THE EXERCISE:
Restate the complete material exactly.

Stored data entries
• • •

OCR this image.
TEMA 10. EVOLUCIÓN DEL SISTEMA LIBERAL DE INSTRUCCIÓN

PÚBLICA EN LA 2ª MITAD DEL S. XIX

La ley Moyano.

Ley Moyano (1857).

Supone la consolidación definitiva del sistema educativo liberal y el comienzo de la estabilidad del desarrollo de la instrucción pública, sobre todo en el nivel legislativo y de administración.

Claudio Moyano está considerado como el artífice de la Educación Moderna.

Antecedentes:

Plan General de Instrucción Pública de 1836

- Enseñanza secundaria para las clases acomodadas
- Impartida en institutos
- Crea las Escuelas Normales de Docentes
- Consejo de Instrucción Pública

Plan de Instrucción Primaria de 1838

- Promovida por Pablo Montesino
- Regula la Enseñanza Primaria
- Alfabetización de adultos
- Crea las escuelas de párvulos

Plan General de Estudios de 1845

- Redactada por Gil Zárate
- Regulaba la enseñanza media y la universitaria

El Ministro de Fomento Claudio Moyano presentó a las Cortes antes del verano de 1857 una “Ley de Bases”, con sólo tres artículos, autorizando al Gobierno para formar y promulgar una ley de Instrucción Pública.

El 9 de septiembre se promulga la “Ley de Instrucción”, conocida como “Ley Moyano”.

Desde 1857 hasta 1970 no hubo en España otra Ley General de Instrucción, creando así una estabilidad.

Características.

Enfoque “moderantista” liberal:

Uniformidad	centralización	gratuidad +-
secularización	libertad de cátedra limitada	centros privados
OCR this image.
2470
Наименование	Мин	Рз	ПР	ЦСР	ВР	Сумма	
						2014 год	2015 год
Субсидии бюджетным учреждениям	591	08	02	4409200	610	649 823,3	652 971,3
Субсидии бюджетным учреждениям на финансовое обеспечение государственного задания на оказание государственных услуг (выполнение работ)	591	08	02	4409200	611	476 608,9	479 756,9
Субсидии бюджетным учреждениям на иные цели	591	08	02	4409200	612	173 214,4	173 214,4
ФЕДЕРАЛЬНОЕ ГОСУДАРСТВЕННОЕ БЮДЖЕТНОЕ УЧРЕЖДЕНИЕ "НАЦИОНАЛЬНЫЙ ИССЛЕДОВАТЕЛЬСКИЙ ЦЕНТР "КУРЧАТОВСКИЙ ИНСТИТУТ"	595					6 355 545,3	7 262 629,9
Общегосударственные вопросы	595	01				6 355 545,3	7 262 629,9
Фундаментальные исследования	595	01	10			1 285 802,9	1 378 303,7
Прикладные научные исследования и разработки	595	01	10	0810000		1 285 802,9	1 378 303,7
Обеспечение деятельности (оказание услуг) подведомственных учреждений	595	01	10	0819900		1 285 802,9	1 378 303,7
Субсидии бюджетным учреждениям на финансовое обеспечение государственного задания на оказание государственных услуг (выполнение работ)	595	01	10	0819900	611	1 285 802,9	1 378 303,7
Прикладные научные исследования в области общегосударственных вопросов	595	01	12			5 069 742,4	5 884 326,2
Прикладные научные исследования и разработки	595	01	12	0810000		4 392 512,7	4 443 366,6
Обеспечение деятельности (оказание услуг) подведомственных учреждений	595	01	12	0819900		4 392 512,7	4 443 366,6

• • •

RESULT OF THIS EXERCISE:
OCR this image.
TEMA 10. EVOLUCIÓN DEL SISTEMA LIBERAL DE INSTRUCCIÓN

PÚBLICA EN LA 2ª MITAD DEL S. XIX

La ley Moyano.

Ley Moyano (1857).

Supone la consolidación definitiva del sistema educativo liberal y el comienzo de la estabilidad del desarrollo de la instrucción pública, sobre todo en el nivel legislativo y de administración.

Claudio Moyano está considerado como el artífice de la Educación Moderna.

Antecedentes:

Plan General de Instrucción Pública de 1836

- Enseñanza secundaria para las clases acomodadas
- Impartida en institutos
- Crea las Escuelas Normales de Docentes
- Consejo de Instrucción Pública

Plan de Instrucción Primaria de 1838

- Promovida por Pablo Montesino
- Regula la Enseñanza Primaria
- Alfabetización de adultos
- Crea las escuelas de párvulos

Plan General de Estudios de 1845

- Redactada por Gil Zárate
- Regulaba la enseñanza media y la universitaria

El Ministro de Fomento Claudio Moyano presentó a las Cortes antes del verano de 1857 una “Ley de Bases”, con sólo tres artículos, autorizando al Gobierno para formar y promulgar una ley de Instrucción Pública.

El 9 de septiembre se promulga la “Ley de Instrucción”, conocida como “Ley Moyano”.

Desde 1857 hasta 1970 no hubo en España otra Ley General de Instrucción, creando así una estabilidad.

Características.

Enfoque “moderantista” liberal:

Uniformidad	centralización	gratuidad +-
secularización	libertad de cátedra limitada	centros privados
OCR this image.
2470
Наименование	Мин	Рз	ПР	ЦСР	ВР	Сумма	
						2014 год	2015 год
Субсидии бюджетным учреждениям	591	08	02	4409200	610	649 823,3	652 971,3
Субсидии бюджетным учреждениям на финансовое обеспечение государственного задания на оказание государственных услуг (выполнение работ)	591	08	02	4409200	611	476 608,9	479 756,9
Субсидии бюджетным учреждениям на иные цели	591	08	02	4409200	612	173 214,4	173 214,4
ФЕДЕРАЛЬНОЕ ГОСУДАРСТВЕННОЕ БЮДЖЕТНОЕ УЧРЕЖДЕНИЕ "НАЦИОНАЛЬНЫЙ ИССЛЕДОВАТЕЛЬСКИЙ ЦЕНТР "КУРЧАТОВСКИЙ ИНСТИТУТ"	595					6 355 545,3	7 262 629,9
Общегосударственные вопросы	595	01				6 355 545,3	7 262 629,9
Фундаментальные исследования	595	01	10			1 285 802,9	1 378 303,7
Прикладные научные исследования и разработки	595	01	10	0810000		1 285 802,9	1 378 303,7
Обеспечение деятельности (оказание услуг) подведомственных учреждений	595	01	10	0819900		1 285 802,9	1 378 303,7
Субсидии бюджетным учреждениям на финансовое обеспечение государственного задания на оказание государственных услуг (выполнение работ)	595	01	10	0819900	611	1 285 802,9	1 378 303,7
Прикладные научные исследования в области общегосударственных вопросов	595	01	12			5 069 742,4	5 884 326,2
Прикладные научные исследования и разработки	595	01	12	0810000		4 392 512,7	4 443 366,6
Обеспечение деятельности (оказание услуг) подведомственных учреждений	595	01	12	0819900		4 392 512,7	4 443 366,6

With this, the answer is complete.